PROTEINE e METABOLISMO

L’apporto di proteine con gli alimenti è una necessità vitale ma la posizione peculiare che occupano tra gli altri alimenti base (lipidi, carboidrati) dipende dal fatto che esse hanno anche funzione plastica e strutturale. Tuttavia il loro potenziale energetico eguaglia quello dei carboidrati (4.1 Cal/g) per cui l’apporto al pool calorico è tutt’altro che trascurabile.
Le proteine introdotte con l’alimentazione vengono digerite nello stomaco e nell’intestino tenue grazie ad un’idrolisi enzimatica che tende a scomporle in frammenti polipeptidici e singoli amminoacidi. Le proteasi rompono la catena polipeptidica in punti intermedi (endopeptitasi) oppure staccano uno ad uno gli amminoacidi terminali (esopeptidasi), sia quelli N-terminali (amminopeptidasi) che quelli col carbossile libero (carbossipeptidasi).
Una delle più importanti peptidasi è la pepsina, enzima prodotto dalle cellule delle ghiandole gastriche in forma inattiva (pepsinogeno) ed attivato dall’acido cloridrico secreto dalle cellule parietali delle stesse ghiandole.
Quando il pH, fortemente acido nello stomaco, viene portato a lieve alcalinità nel primo tratto del tenue grazie al bicarbonato del succo pancreatico, sulle proteine alimentari agiscono le endo e le esopeptidasi pancreatiche che le scindono in frammenti peptidici co non più di otto unità, oppure in singoli amminoacidi.
Al momento dell’assorbimento i frammenti peptidici vengono ulteriormente scissi da amminopeptidasi presenti nelle stesso epitelio intestinale, per cui al sangue portale giungono amminoacidi liberi e una piccola parte di dipeptidi e tripeptidi.

_DATI FORNITI_
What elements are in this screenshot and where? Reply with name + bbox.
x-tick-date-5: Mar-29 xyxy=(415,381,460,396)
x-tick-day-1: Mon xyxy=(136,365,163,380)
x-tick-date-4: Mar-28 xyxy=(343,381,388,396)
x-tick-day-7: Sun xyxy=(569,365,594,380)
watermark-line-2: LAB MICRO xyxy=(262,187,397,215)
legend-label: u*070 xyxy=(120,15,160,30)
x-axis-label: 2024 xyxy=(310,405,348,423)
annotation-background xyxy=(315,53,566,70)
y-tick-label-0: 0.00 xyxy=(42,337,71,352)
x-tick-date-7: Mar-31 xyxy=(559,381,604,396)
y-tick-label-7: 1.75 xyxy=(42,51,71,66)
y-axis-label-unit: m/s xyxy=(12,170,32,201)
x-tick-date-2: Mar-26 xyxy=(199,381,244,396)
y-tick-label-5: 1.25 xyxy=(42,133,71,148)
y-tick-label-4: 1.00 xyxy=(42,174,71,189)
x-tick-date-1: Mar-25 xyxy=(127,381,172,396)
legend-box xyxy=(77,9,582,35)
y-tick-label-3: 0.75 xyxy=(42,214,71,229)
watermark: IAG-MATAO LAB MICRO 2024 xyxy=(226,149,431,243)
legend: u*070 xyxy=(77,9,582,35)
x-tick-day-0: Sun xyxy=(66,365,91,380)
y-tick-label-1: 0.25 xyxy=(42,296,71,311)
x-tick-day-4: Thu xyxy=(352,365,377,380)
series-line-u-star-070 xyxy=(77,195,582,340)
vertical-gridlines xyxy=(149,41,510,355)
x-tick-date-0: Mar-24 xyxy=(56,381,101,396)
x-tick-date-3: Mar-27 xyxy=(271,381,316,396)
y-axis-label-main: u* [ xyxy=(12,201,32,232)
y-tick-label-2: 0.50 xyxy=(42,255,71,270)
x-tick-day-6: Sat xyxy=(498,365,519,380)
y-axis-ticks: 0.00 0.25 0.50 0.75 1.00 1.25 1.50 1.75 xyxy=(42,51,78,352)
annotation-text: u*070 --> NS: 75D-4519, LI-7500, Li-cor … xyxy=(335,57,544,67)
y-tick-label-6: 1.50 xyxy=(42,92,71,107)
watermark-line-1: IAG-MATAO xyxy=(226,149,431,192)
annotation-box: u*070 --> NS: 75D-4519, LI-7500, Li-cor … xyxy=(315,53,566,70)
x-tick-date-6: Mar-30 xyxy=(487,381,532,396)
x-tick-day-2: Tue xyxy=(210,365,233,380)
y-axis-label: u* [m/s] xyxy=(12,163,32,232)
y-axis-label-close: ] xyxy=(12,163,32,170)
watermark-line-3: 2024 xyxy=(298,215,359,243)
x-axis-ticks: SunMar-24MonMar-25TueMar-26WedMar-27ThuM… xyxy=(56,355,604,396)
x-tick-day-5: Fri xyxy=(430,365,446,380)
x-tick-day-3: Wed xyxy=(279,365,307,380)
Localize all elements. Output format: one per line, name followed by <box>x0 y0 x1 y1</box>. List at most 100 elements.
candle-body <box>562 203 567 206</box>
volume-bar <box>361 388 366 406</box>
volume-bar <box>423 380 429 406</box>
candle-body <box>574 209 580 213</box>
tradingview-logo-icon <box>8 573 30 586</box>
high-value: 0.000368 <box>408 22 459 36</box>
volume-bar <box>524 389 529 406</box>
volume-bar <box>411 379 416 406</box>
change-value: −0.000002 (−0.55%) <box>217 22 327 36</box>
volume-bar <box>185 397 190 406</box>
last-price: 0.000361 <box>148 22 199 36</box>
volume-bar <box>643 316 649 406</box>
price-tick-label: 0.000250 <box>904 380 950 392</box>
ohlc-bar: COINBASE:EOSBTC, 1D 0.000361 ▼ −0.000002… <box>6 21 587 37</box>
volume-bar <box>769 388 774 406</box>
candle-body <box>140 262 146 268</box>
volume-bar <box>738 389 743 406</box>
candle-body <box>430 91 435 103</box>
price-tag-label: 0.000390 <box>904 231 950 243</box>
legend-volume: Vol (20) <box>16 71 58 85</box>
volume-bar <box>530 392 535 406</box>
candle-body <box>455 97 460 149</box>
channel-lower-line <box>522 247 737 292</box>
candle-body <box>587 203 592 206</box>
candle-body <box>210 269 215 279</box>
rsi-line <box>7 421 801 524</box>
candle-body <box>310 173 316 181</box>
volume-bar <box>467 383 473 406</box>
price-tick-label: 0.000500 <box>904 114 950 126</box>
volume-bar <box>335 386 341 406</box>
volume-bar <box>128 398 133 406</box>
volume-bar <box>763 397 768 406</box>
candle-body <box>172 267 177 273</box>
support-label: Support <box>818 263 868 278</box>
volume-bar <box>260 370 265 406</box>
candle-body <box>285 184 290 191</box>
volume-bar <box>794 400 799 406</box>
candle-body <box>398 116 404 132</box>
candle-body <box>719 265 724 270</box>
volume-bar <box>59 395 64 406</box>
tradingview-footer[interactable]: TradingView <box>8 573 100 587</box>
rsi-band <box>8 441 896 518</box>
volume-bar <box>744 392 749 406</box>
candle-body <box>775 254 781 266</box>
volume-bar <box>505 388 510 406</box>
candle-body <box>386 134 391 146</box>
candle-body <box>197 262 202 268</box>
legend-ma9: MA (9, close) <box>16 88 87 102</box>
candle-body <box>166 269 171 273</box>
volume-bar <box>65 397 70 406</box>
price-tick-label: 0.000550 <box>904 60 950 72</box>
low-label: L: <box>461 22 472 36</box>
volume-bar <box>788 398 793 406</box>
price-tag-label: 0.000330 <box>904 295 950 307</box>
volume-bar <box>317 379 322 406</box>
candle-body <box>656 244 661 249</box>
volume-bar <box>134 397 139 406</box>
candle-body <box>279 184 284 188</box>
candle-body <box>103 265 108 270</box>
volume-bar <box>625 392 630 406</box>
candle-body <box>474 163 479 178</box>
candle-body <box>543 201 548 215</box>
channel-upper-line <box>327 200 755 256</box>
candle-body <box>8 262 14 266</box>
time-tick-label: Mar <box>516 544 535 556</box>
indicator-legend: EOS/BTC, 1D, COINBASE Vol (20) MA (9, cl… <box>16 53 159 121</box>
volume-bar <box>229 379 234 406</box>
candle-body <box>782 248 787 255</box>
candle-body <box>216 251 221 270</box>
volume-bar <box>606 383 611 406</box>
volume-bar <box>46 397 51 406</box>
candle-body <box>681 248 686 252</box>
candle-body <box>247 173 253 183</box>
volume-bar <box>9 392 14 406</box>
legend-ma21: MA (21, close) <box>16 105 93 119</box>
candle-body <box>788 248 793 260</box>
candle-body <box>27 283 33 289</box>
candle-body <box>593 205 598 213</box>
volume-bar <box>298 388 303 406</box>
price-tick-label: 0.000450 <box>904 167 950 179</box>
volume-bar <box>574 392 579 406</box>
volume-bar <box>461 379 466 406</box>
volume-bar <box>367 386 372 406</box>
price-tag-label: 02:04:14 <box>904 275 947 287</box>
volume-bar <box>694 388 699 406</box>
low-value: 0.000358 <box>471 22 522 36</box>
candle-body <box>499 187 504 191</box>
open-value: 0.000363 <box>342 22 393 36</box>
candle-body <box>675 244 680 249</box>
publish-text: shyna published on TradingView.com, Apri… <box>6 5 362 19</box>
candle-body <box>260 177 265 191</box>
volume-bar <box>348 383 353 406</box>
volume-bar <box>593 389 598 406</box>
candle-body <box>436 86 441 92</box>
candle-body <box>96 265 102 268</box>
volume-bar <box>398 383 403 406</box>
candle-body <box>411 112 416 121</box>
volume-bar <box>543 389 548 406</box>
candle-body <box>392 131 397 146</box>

_CONSEGNA 1_
Nel testo su proteine e metabolismo, da che cosa viene attivato il pepsinogeno?
_CONSEGNA 2_
Prosegui il testo su proteine e metabolismo a partire dal punto in cui si interrompe.

_RISPOSTA 1_
Dall'acido cloridrico secreto dalle cellule parietali delle ghiandole gastriche.

_RISPOSTA 2_
La capacità di scindere proteine esogene, naturalmente è valida anche per tutte quelle endogene, soggette ad un continuo rinnovamento. La vita media di molte proteine del sangue si misura, infatti, in giorni o settimane: intere classi cellulari, ad esempio gli elementi figurati del plasma, hanno durata relativamente breve ed il loro rinnovamento richiede appunto un continuo ciclo di distruzione e ricostruzione di elementi proteici.
In certe situazioni patologiche (eccessiva distruzione, consumo o perdita di proteine), risulta difficile un compenso poiché non ne esistono veri e propri depositi o riserve per cui il patrimonio proteico dell’organismo si impoverisce.
La sintesi delle proteine utilizza amminoacidi sia di origine alimentare che endogena, derivati dal catabolismo delle proteine tissutali o dalla trasformazione in amminoacidi di composti diversi.
La gran parte delle proteine circolanti viene prodotta nel fegato, ma in alcune sedi si svolgono sintesi specifiche di proteine che hanno un particolare significato biologico: si pensi alla produzione degli anticorpi da parte di elementi linfocellulari.